- _Aim of the exercise_: Identify the lines that include the word "JSON", then copy all of them.

- _Records shown_:
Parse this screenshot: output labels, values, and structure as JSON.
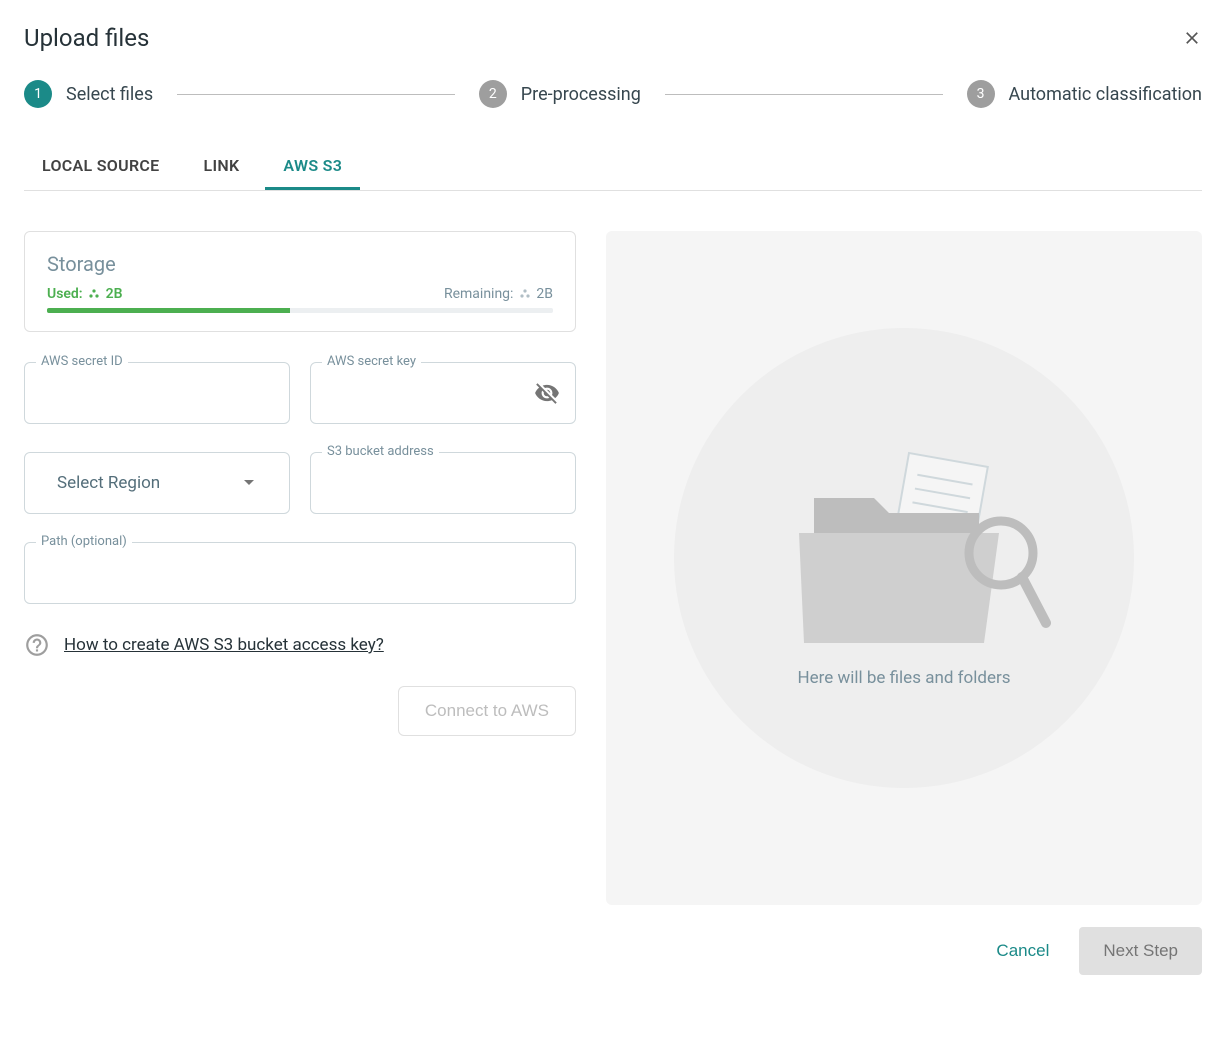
{
  "header": {
    "title": "Upload files"
  },
  "stepper": {
    "steps": [
      {
        "num": "1",
        "label": "Select files",
        "active": true
      },
      {
        "num": "2",
        "label": "Pre-processing",
        "active": false
      },
      {
        "num": "3",
        "label": "Automatic classification",
        "active": false
      }
    ]
  },
  "tabs": {
    "items": [
      {
        "label": "LOCAL SOURCE",
        "active": false
      },
      {
        "label": "LINK",
        "active": false
      },
      {
        "label": "AWS S3",
        "active": true
      }
    ]
  },
  "storage": {
    "title": "Storage",
    "used_label": "Used:",
    "used_value": "2B",
    "remaining_label": "Remaining:",
    "remaining_value": "2B"
  },
  "form": {
    "secret_id_label": "AWS secret ID",
    "secret_key_label": "AWS secret key",
    "region_placeholder": "Select Region",
    "bucket_label": "S3 bucket address",
    "path_label": "Path (optional)",
    "help_text": "How to create AWS S3 bucket access key?",
    "connect_label": "Connect to AWS"
  },
  "preview": {
    "placeholder": "Here will be files and folders"
  },
  "footer": {
    "cancel": "Cancel",
    "next": "Next Step"
  }
}
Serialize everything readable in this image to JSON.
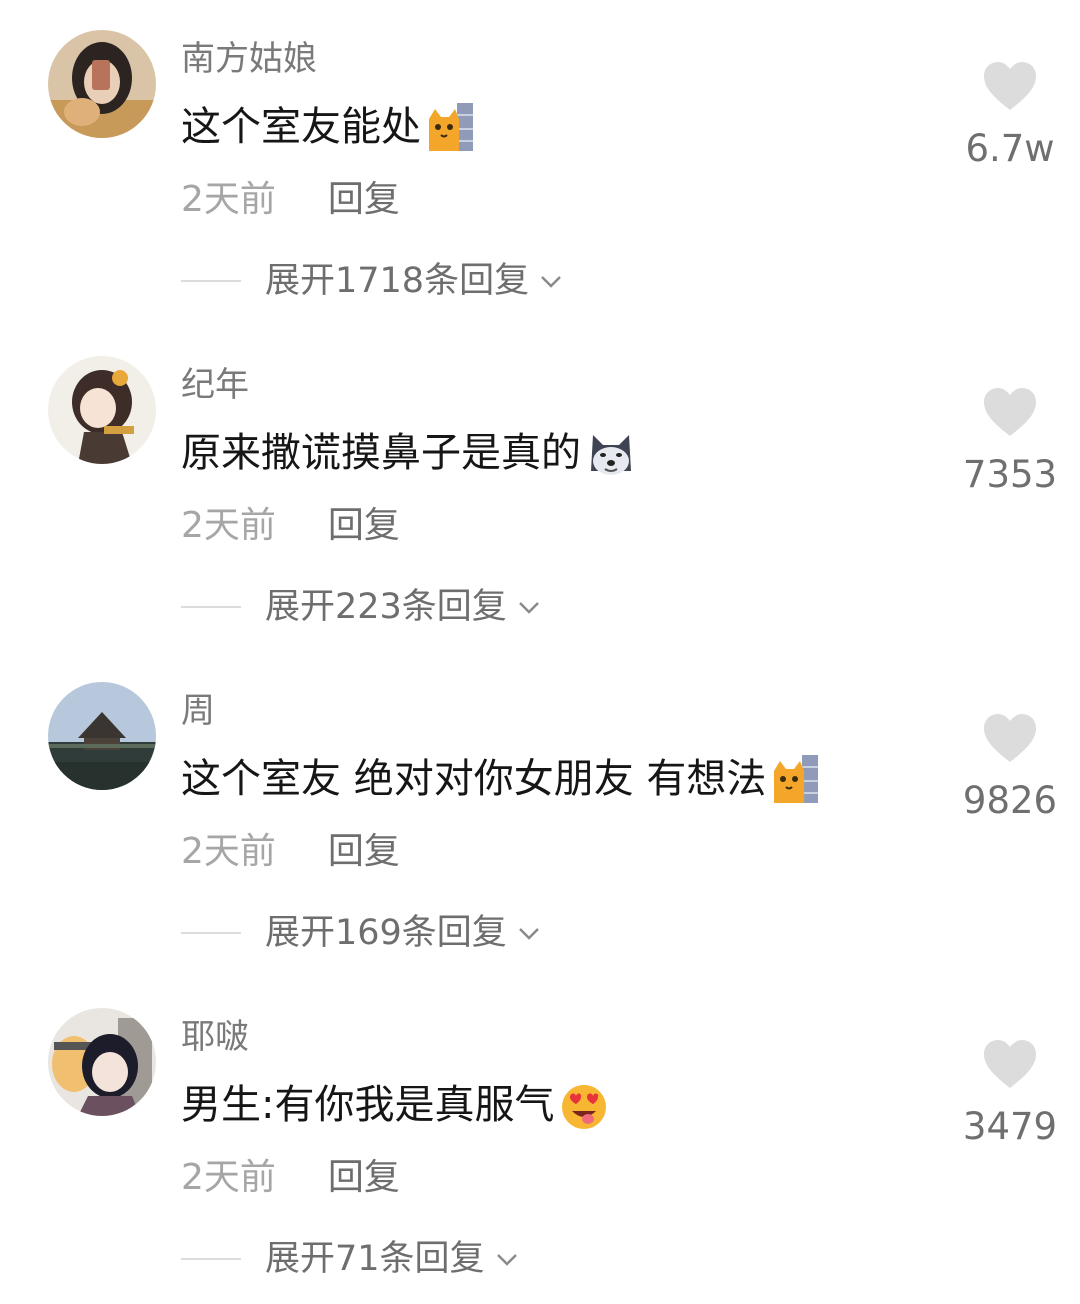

- _Exercise response_:
Parse this screenshot: output labels, values, and structure as JSON.
Serialize everything readable in this image to JSON.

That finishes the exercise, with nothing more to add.